What is expected — Check each line of the listing below for the string "text", and copy the ones that have it.

══════

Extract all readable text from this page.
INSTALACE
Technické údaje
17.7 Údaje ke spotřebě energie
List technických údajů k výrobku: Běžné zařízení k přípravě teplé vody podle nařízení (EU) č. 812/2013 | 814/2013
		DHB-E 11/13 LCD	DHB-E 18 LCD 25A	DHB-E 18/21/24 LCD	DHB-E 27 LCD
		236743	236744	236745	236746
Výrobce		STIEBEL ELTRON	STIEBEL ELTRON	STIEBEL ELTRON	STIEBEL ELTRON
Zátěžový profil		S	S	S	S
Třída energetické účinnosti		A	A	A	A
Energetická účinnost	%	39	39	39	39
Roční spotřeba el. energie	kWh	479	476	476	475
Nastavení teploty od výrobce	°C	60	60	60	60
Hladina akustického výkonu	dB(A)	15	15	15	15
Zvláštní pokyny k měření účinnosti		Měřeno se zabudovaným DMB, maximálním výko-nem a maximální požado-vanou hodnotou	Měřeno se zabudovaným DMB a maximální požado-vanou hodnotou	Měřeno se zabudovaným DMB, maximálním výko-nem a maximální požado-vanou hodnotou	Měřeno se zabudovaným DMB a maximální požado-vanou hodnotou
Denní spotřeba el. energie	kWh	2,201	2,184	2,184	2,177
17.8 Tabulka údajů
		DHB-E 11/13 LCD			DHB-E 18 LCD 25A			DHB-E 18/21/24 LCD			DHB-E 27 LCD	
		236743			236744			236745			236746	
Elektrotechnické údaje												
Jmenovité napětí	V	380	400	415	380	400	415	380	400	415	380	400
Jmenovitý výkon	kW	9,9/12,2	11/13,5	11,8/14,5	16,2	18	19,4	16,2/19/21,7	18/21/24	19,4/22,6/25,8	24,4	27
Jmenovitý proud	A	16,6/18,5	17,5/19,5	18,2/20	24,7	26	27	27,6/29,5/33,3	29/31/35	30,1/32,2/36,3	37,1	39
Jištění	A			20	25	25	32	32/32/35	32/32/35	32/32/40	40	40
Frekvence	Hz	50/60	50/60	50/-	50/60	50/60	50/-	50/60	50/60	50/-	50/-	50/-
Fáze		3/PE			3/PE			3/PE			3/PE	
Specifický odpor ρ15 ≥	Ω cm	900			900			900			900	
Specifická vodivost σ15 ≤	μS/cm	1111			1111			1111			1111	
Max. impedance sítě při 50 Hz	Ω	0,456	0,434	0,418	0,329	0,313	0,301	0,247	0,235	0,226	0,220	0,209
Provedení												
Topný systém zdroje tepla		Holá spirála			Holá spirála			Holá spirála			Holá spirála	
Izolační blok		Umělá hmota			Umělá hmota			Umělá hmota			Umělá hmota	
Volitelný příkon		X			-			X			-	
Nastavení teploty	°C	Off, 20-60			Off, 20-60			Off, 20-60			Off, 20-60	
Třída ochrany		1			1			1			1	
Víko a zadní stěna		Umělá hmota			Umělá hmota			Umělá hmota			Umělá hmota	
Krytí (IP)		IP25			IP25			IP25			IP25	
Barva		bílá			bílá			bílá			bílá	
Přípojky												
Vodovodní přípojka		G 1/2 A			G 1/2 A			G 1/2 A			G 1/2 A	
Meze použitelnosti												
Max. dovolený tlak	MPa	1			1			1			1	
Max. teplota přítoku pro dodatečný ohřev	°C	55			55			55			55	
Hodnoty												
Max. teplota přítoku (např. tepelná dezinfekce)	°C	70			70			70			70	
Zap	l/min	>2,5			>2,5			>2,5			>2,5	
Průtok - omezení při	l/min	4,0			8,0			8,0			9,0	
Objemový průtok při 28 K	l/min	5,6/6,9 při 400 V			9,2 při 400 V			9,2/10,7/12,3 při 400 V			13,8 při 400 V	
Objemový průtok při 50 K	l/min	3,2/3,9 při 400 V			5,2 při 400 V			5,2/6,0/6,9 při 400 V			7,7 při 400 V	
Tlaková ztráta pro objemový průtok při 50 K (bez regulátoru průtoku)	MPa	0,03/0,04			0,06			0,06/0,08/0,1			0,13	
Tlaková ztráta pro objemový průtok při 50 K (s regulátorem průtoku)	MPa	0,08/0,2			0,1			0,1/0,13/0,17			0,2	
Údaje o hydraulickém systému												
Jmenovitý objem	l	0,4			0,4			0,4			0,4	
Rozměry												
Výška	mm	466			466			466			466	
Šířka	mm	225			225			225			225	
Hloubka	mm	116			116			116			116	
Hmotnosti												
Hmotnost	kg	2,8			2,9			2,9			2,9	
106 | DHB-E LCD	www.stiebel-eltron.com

══════

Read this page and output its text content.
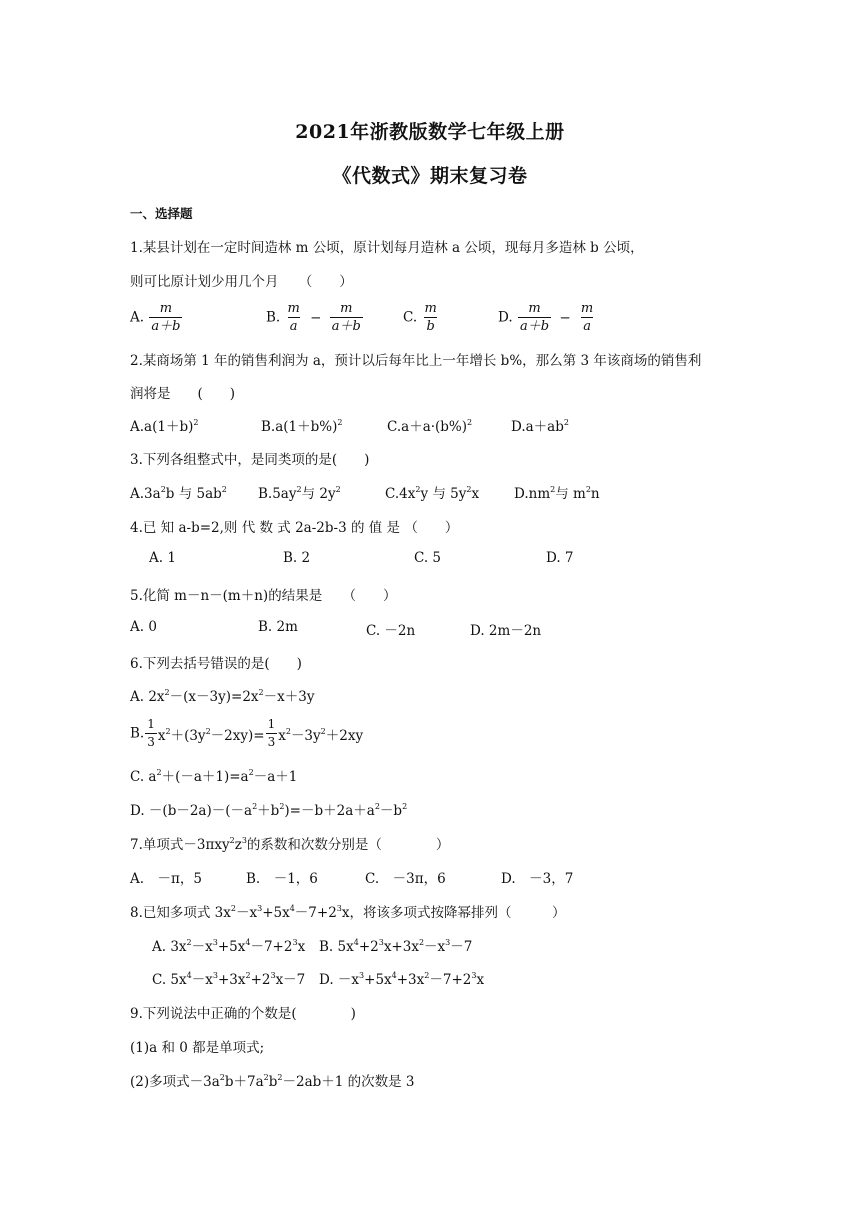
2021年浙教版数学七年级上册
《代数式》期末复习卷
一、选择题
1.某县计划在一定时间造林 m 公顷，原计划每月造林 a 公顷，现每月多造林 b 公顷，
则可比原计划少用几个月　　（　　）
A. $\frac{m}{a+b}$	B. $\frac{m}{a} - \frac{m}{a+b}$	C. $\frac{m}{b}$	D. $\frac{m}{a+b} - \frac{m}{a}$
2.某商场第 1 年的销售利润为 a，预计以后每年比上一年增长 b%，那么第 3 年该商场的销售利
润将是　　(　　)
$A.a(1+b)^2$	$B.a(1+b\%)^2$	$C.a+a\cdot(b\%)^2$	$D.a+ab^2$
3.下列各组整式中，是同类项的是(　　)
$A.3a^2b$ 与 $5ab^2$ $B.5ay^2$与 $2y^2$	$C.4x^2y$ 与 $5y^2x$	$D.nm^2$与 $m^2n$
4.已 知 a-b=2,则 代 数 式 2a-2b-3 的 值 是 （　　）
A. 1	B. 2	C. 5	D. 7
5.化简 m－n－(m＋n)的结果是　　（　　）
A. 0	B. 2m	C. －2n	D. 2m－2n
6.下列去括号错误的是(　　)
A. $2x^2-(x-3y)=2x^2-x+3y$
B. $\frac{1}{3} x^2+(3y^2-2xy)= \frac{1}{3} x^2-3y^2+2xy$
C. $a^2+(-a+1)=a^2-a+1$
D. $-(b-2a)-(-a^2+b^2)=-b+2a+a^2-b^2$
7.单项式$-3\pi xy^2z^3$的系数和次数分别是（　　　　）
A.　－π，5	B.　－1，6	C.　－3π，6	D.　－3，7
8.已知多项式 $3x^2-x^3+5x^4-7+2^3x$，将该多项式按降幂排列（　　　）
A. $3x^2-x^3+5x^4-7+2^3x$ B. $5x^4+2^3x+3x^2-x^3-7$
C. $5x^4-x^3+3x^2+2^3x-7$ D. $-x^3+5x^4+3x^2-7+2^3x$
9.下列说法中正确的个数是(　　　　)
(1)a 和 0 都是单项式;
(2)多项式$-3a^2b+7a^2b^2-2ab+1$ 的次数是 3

══════

Exercise response —
Extract all readable text from this page.
Read this page and output its text content.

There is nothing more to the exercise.